> _AIM OF THE TASK_
Look for "Consumer" in the listing below. Gather each line that contains it.

Recorded data
>>

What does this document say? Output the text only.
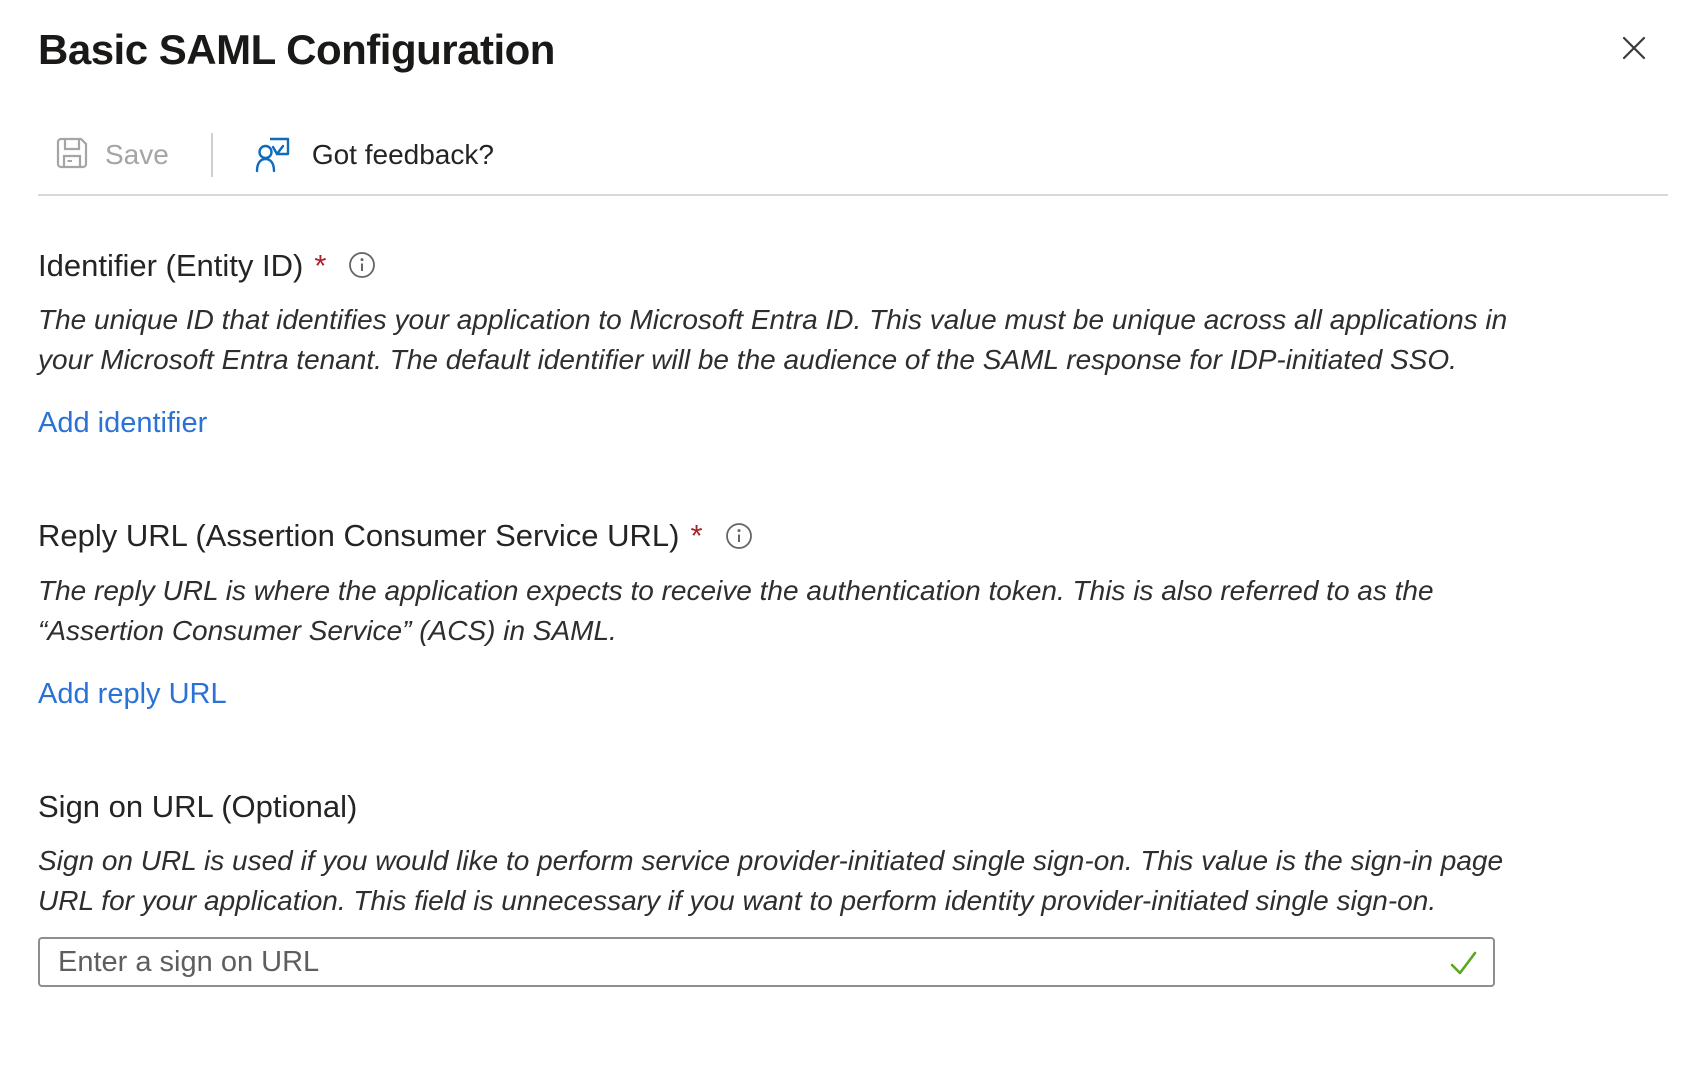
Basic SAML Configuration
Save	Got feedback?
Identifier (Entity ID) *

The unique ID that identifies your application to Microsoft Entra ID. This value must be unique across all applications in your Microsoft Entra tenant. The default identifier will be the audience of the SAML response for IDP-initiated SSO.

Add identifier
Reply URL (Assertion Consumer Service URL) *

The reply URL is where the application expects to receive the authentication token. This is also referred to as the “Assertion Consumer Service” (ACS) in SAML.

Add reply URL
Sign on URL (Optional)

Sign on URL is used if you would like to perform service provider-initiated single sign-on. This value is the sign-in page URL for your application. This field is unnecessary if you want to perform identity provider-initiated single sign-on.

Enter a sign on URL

<<

> _WRITTEN REPLY_
Reply URL (Assertion Consumer Service URL) *
The reply URL is where the application expects to receive the authentication token. This is also referred to as the “Assertion Consumer Service” (ACS) in SAML.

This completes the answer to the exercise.